Items
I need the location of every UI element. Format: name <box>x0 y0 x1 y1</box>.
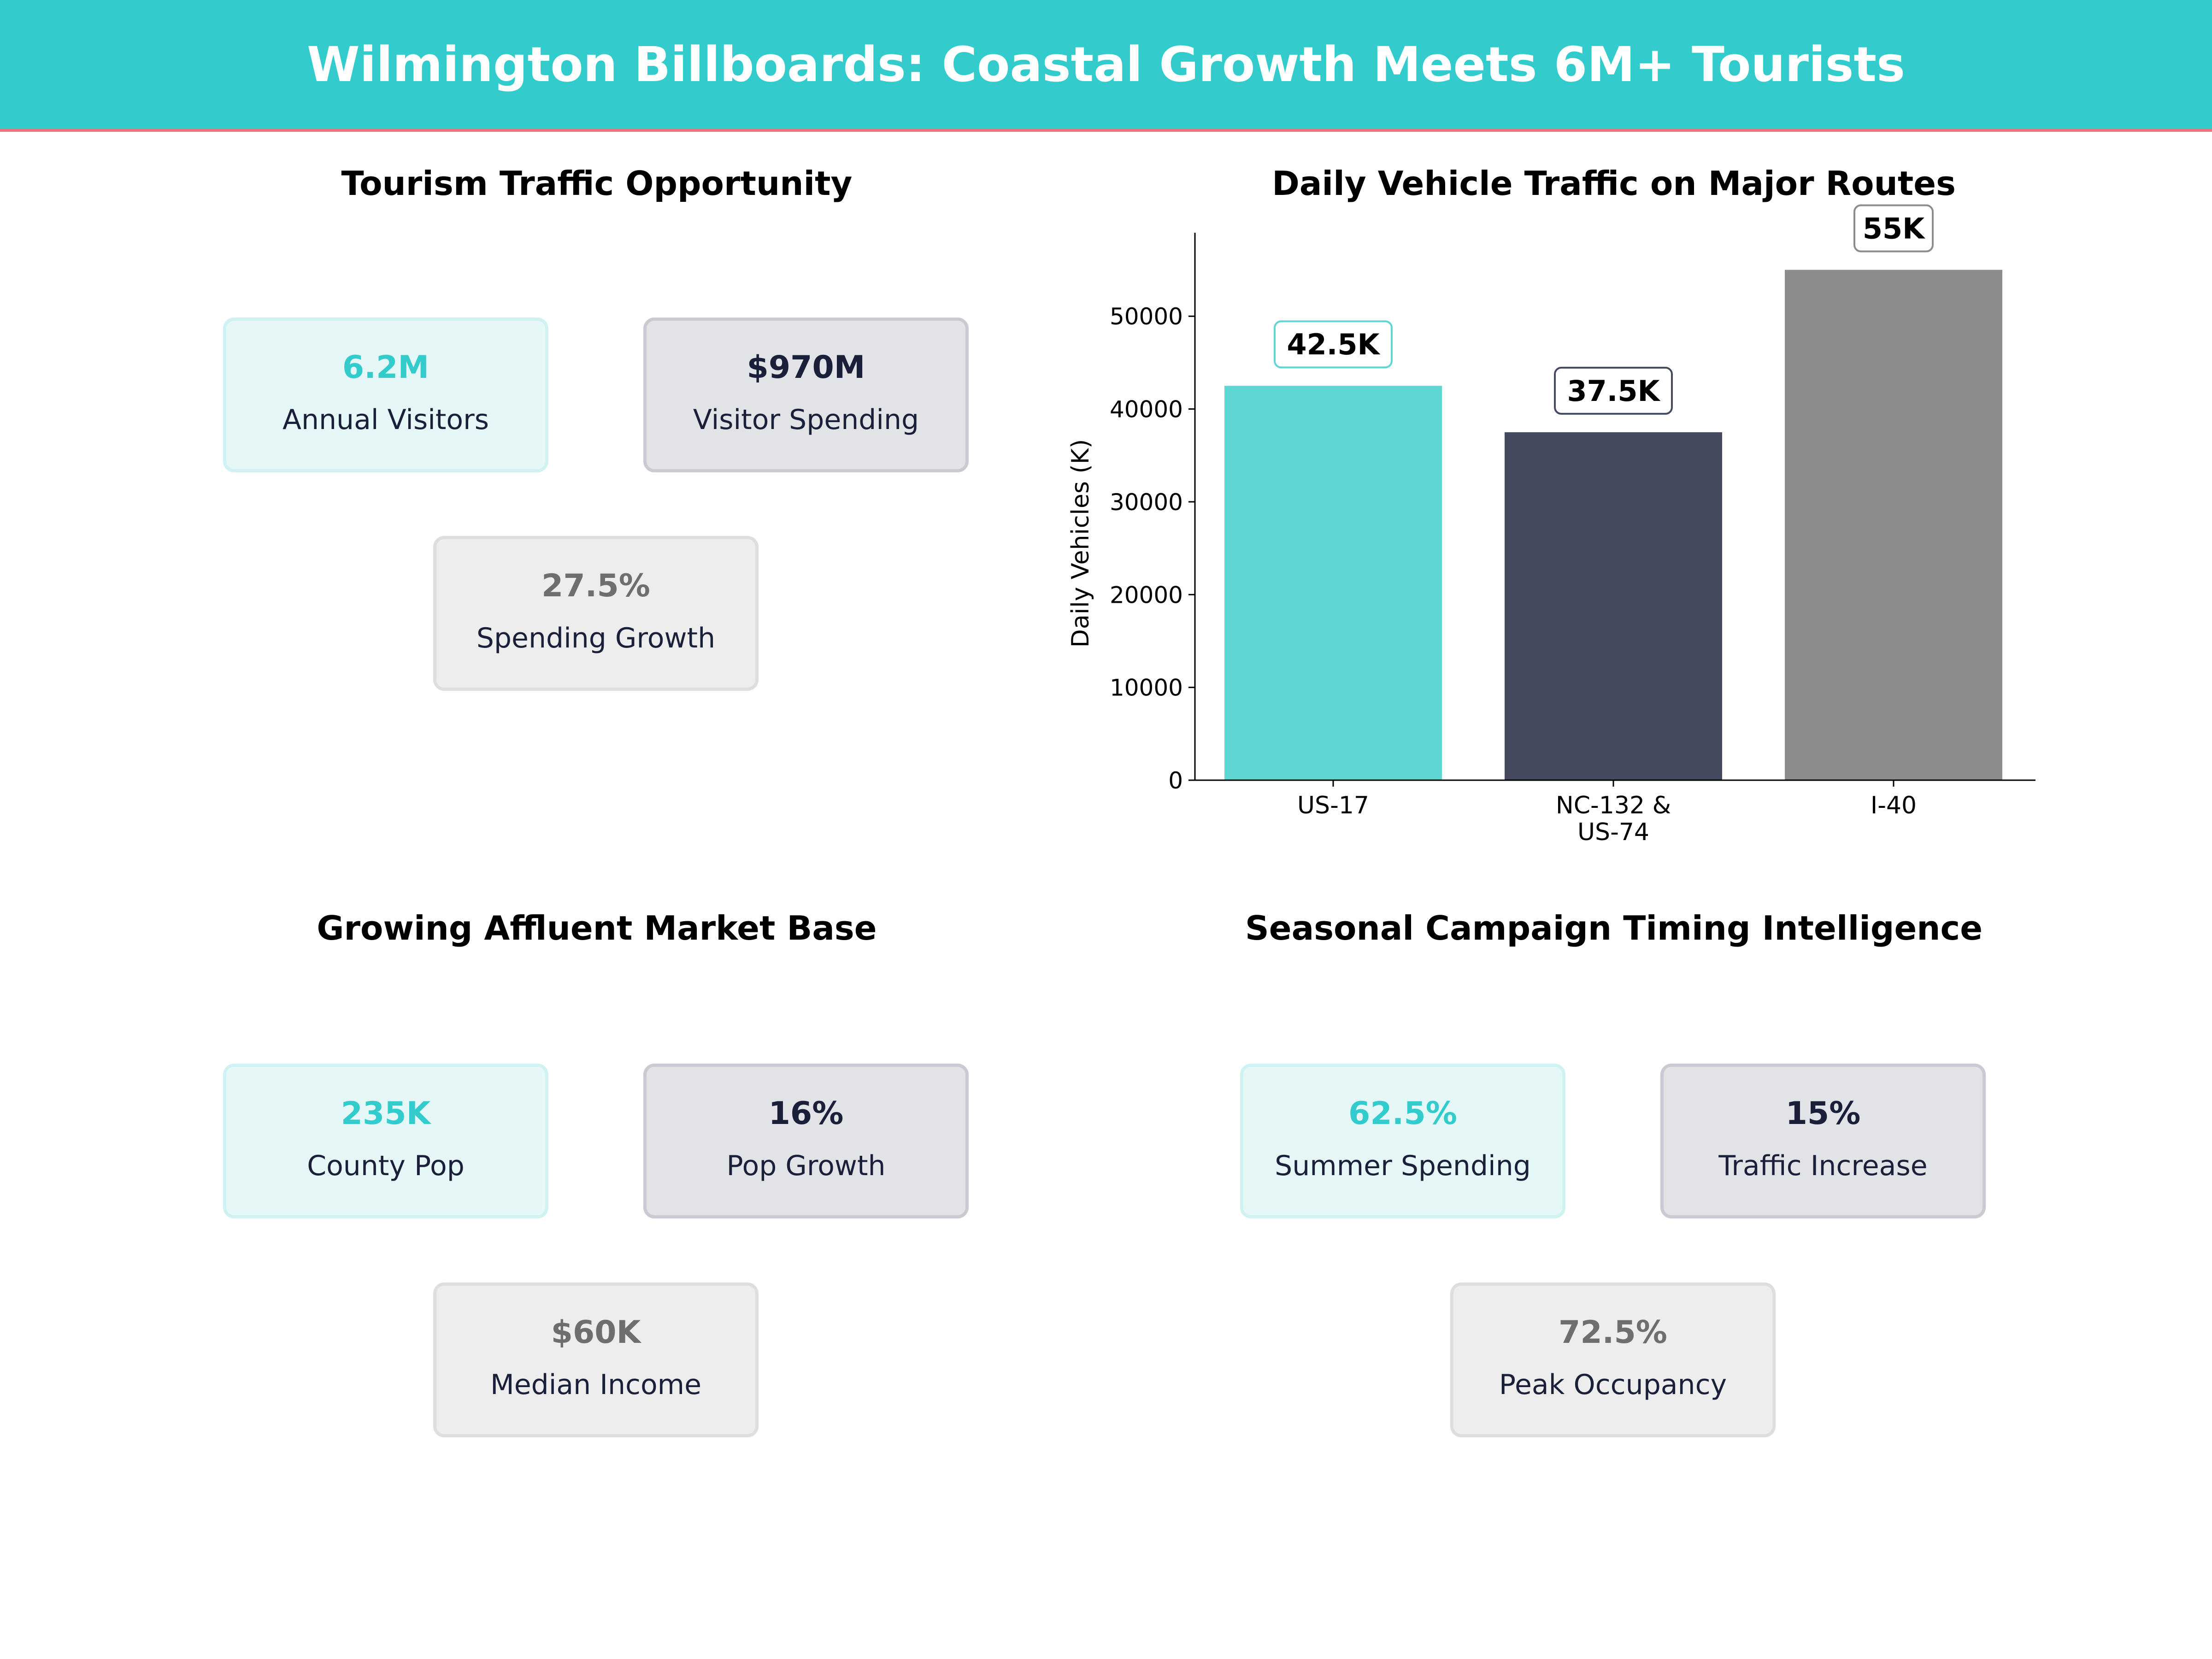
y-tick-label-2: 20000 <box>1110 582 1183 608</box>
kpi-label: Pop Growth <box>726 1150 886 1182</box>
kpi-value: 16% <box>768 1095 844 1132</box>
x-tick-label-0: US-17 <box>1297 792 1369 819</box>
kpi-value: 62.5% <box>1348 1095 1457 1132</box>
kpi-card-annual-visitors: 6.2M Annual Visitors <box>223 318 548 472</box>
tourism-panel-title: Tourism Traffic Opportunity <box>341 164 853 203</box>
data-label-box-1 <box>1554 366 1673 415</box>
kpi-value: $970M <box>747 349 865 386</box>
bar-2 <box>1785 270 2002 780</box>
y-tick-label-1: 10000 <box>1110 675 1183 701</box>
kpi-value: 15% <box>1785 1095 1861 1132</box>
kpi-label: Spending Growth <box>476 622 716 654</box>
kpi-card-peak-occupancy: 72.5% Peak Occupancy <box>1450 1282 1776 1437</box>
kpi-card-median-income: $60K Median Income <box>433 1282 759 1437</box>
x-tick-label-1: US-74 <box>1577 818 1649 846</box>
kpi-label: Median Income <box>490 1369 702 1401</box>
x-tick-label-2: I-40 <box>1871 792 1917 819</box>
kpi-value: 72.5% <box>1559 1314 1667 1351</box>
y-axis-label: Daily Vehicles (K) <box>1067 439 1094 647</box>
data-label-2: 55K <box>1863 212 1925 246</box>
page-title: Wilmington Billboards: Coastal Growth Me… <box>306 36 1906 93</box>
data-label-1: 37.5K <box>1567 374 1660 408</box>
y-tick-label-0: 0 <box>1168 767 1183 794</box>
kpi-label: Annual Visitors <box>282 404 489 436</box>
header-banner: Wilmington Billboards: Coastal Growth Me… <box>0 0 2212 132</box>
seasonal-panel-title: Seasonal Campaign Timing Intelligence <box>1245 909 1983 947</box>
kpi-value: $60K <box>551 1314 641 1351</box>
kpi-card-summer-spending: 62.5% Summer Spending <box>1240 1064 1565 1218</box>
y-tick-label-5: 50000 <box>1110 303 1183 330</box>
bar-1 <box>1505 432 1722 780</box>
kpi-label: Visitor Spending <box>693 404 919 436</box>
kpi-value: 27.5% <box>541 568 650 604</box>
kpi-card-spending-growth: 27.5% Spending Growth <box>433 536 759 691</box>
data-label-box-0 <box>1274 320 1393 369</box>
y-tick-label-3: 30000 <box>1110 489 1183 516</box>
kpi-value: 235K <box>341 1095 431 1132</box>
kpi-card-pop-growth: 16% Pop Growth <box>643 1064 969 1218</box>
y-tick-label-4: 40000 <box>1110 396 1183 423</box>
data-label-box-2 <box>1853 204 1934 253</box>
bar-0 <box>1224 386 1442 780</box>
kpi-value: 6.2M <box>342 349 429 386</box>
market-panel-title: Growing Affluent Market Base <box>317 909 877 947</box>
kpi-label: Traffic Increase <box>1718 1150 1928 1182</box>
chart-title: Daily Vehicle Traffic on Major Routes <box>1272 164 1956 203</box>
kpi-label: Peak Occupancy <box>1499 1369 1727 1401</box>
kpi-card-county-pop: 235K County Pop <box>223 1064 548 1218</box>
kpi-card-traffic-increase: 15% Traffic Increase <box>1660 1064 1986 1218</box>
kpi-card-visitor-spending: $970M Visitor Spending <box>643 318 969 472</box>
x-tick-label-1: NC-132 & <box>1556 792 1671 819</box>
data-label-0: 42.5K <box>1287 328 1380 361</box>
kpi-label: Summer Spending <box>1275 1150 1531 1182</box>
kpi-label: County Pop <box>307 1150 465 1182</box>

Given request
Can you copy every line of the entries above word for word, leaving out the picture?

Response for this exercise
I need the location of every UI element. Format: name <box>x0 y0 x1 y1</box>.
y-tick-label-2: 20000 <box>1110 582 1183 608</box>
kpi-label: Pop Growth <box>726 1150 886 1182</box>
kpi-value: 16% <box>768 1095 844 1132</box>
x-tick-label-0: US-17 <box>1297 792 1369 819</box>
kpi-value: 62.5% <box>1348 1095 1457 1132</box>
kpi-card-annual-visitors: 6.2M Annual Visitors <box>223 318 548 472</box>
tourism-panel-title: Tourism Traffic Opportunity <box>341 164 853 203</box>
data-label-box-1 <box>1554 366 1673 415</box>
kpi-value: $970M <box>747 349 865 386</box>
bar-2 <box>1785 270 2002 780</box>
y-tick-label-1: 10000 <box>1110 675 1183 701</box>
kpi-value: 15% <box>1785 1095 1861 1132</box>
kpi-label: Spending Growth <box>476 622 716 654</box>
kpi-card-peak-occupancy: 72.5% Peak Occupancy <box>1450 1282 1776 1437</box>
kpi-card-median-income: $60K Median Income <box>433 1282 759 1437</box>
x-tick-label-1: US-74 <box>1577 818 1649 846</box>
kpi-label: Median Income <box>490 1369 702 1401</box>
x-tick-label-2: I-40 <box>1871 792 1917 819</box>
kpi-value: 72.5% <box>1559 1314 1667 1351</box>
y-axis-label: Daily Vehicles (K) <box>1067 439 1094 647</box>
data-label-2: 55K <box>1863 212 1925 246</box>
page-title: Wilmington Billboards: Coastal Growth Me… <box>306 36 1906 93</box>
data-label-1: 37.5K <box>1567 374 1660 408</box>
y-tick-label-0: 0 <box>1168 767 1183 794</box>
kpi-label: Annual Visitors <box>282 404 489 436</box>
header-banner: Wilmington Billboards: Coastal Growth Me… <box>0 0 2212 132</box>
seasonal-panel-title: Seasonal Campaign Timing Intelligence <box>1245 909 1983 947</box>
kpi-value: $60K <box>551 1314 641 1351</box>
kpi-card-summer-spending: 62.5% Summer Spending <box>1240 1064 1565 1218</box>
y-tick-label-5: 50000 <box>1110 303 1183 330</box>
bar-1 <box>1505 432 1722 780</box>
kpi-label: Visitor Spending <box>693 404 919 436</box>
kpi-value: 27.5% <box>541 568 650 604</box>
kpi-card-spending-growth: 27.5% Spending Growth <box>433 536 759 691</box>
data-label-box-0 <box>1274 320 1393 369</box>
y-tick-label-3: 30000 <box>1110 489 1183 516</box>
kpi-value: 235K <box>341 1095 431 1132</box>
kpi-card-pop-growth: 16% Pop Growth <box>643 1064 969 1218</box>
y-tick-label-4: 40000 <box>1110 396 1183 423</box>
data-label-box-2 <box>1853 204 1934 253</box>
bar-0 <box>1224 386 1442 780</box>
kpi-value: 6.2M <box>342 349 429 386</box>
market-panel-title: Growing Affluent Market Base <box>317 909 877 947</box>
kpi-label: Traffic Increase <box>1718 1150 1928 1182</box>
chart-title: Daily Vehicle Traffic on Major Routes <box>1272 164 1956 203</box>
kpi-label: Peak Occupancy <box>1499 1369 1727 1401</box>
kpi-card-county-pop: 235K County Pop <box>223 1064 548 1218</box>
kpi-card-traffic-increase: 15% Traffic Increase <box>1660 1064 1986 1218</box>
kpi-card-visitor-spending: $970M Visitor Spending <box>643 318 969 472</box>
x-tick-label-1: NC-132 & <box>1556 792 1671 819</box>
data-label-0: 42.5K <box>1287 328 1380 361</box>
kpi-label: Summer Spending <box>1275 1150 1531 1182</box>
kpi-label: County Pop <box>307 1150 465 1182</box>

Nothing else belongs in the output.